Consigne 1
Répondez aux questions suivantes à l'aide de l'extrait sur le système d'identification automatique des navires :
(a) Quelle est la portée approximative de l'AIS ?
(b) Quels pays sont cités comme détectant le plus souvent les bateaux qui naviguent sans AIS ?
(c) À quelle date la réponse a-t-elle été reçue ?
Consigne 2
Prolongez l'extrait sur le système d'identification automatique des navires en reprenant après sa dernière phrase.

Extrait
--- --- ---
2) Quel est le service public qui vérifie si un navire a éteint son système d'identification automatique (SIA) plus d'un jour sans raison légitime ? Pouvez-vous préciser votre réponse ?

3) Pensez-vous, comme les experts maritimes, qu'il doit y avoir un contrôle strict sur ces navires supects ? Peut-on, le cas échéant, se mettre d'accord sur cette question au niveau européen ? Pouvez-vous donner des précisions en ce qui concerne les modalités et le calendrier ?

4) A-t-on contrôlé les navires dont le système d'identification automatique (SIA) avait été éteint pendant plus d'un jour avant qu'ils ne fassent escale dans nos ports ? Dans la négative, pourquoi ? Dans l'affirmative, quels ont été les résultats ?

5) Pouvez-vous nous expliquer si nos services de sécurité conservent systématiquement ces données ? Craignez-vous, à l'instar des experts en terrorisme, que ces navires suspects ne se prêtent à des activités terroristes ou au trafic d'armes ?

Réponse reçue le 23 mai 2017 :

Avant que de répondre à vos questions, je souhaite vous communiquer ce qui suit, à titre d’introduction:

L’AIS est un système qui a une portée d’environ 60 milles marins. Un navire n’est détectable que lorsqu’il se trouve dans la portée d’un récepteur AIS lié à une installation à quai. Pour pouvoir constater qu’un navire a désactivé son AIS, il faut également disposer d’une image radar de la zone. Ce n’est que lorsqu’un navire se trouvant dans la zone AIS apparaît sur le radar que l’on constate que l’AIS n’est pas activé.

Les bateaux qui naviguent sans AIS sont donc le plus souvent détectés par des pays qui possèdent des côtes beaucoup plus grandes, comme la France ou le Royaume-Uni, et peuvent ainsi constater qu’un navire arrive avec l’AIS et coupe son AIS en cours de transit. Ce genre de transit dure généralement plus de 24 heures et peut donc être mesuré. Notre côte est tout simplement trop petite pour constater qu’un navire coupe son AIS pendant plus de 24 heures.

Il y a effectivement une surveillance aérienne réalisée par l'Unité de Gestion du Modèle mathématique de la mer du Nord (UGMM), et, ce, pas uniquement dans la zone couverte par le radar ou les récepteurs AIS. L’avion de surveillance est équipé d’une console permettant de visualiser immédiatement toutes les données AIS. En cas de détection par les pilotes, l’avion vole à basse altitude à proximité du navire afin de l’identifier sur la base de ses caractéristiques extérieures, telles que son nom et son numéro OMI. Le CIM en est alors immédiatement averti, pour suite utile.
--- --- ---
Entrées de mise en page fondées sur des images
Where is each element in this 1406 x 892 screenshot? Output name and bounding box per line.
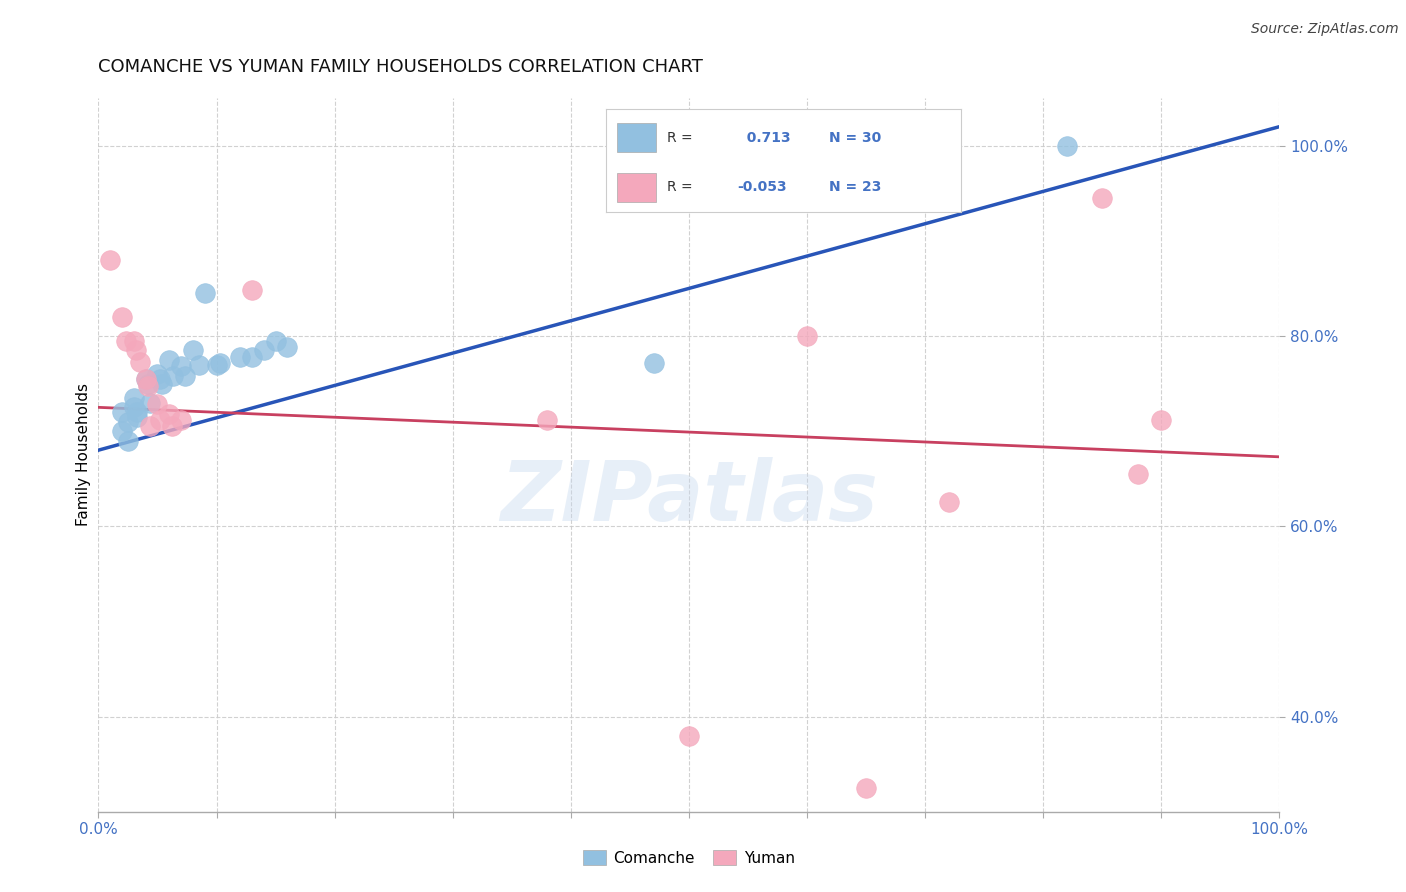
Text: Source: ZipAtlas.com: Source: ZipAtlas.com [1251, 22, 1399, 37]
Point [253, 343, 276, 358]
Point [117, 415, 139, 429]
Point [149, 413, 172, 427]
Point [162, 368, 184, 383]
Point [209, 356, 232, 370]
Point [938, 495, 960, 509]
Point [146, 397, 169, 411]
Point [187, 358, 209, 372]
Point [114, 334, 136, 348]
Point [146, 367, 169, 381]
Point [136, 379, 159, 393]
Point [122, 334, 145, 348]
Point [122, 401, 145, 415]
Point [1126, 467, 1149, 481]
Point [98, 252, 121, 267]
Point [796, 329, 818, 343]
Point [149, 372, 172, 386]
Point [240, 350, 263, 364]
Point [136, 376, 159, 391]
Point [643, 356, 665, 370]
Point [125, 343, 148, 358]
Point [139, 419, 162, 434]
Y-axis label: Family Households: Family Households [76, 384, 91, 526]
Point [264, 334, 287, 348]
Point [157, 407, 180, 421]
Point [1056, 138, 1078, 153]
Point [240, 283, 263, 297]
Point [1091, 191, 1114, 205]
Point [1150, 413, 1173, 427]
Text: COMANCHE VS YUMAN FAMILY HOUSEHOLDS CORRELATION CHART: COMANCHE VS YUMAN FAMILY HOUSEHOLDS CORR… [98, 58, 703, 76]
Point [276, 340, 298, 354]
Point [135, 372, 157, 386]
Point [127, 409, 149, 424]
Point [135, 372, 157, 386]
Point [160, 419, 183, 434]
Point [678, 729, 700, 743]
Point [536, 413, 558, 427]
Point [194, 286, 217, 301]
Point [170, 413, 193, 427]
Point [181, 343, 204, 358]
Point [150, 376, 173, 391]
Point [170, 359, 193, 374]
Point [111, 405, 134, 419]
Text: ZIPatlas: ZIPatlas [501, 458, 877, 538]
Point [157, 352, 180, 367]
Point [229, 350, 252, 364]
Point [128, 354, 150, 368]
Point [117, 434, 139, 448]
Point [122, 391, 145, 405]
Legend: Comanche, Yuman: Comanche, Yuman [576, 844, 801, 871]
Point [139, 395, 162, 409]
Point [173, 368, 195, 383]
Point [111, 424, 134, 438]
Point [127, 405, 149, 419]
Point [205, 358, 228, 372]
Point [855, 780, 877, 795]
Point [111, 310, 134, 324]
--- --- ---
Réponse attendue 1
(a) Environ 60 milles marins.
(b) La France et le Royaume-Uni.
(c) Le 23 mai 2017.

Réponse attendue 2
Depuis la terre ferme, les navires ne peuvent être suivis par les services belges que dès lors qu’ils entrent dans la ZEE belge et dans la portée tant de l’AIS que du radar. Si l’on constate que l’AIS a été déconnecté, le navire sera mis en demeure de réactiver l’AIS. Si aucune suite n’est donnée à cette demande, une patrouille de la police de la navigation tentera d’identifier le navire.

Il convient de souligner que, lorsque l’AIS est coupé en ZEE belge, il s’agit le plus souvent de bateaux de pêche qui ont découvert un important banc de poissons et souhaitent éviter d’être rejoints par d’autres pêcheurs ou par des bâtiments ayant de mauvaises intentions (ex. récupération de drogue ou pêche en zone interdite).

Les navires en transit ne peuvent pas être suivis parce qu’ils passent par la « Traffic Separation scheme Northhinder » et sont donc hors de portée du radar et de l’AIS des services concernés.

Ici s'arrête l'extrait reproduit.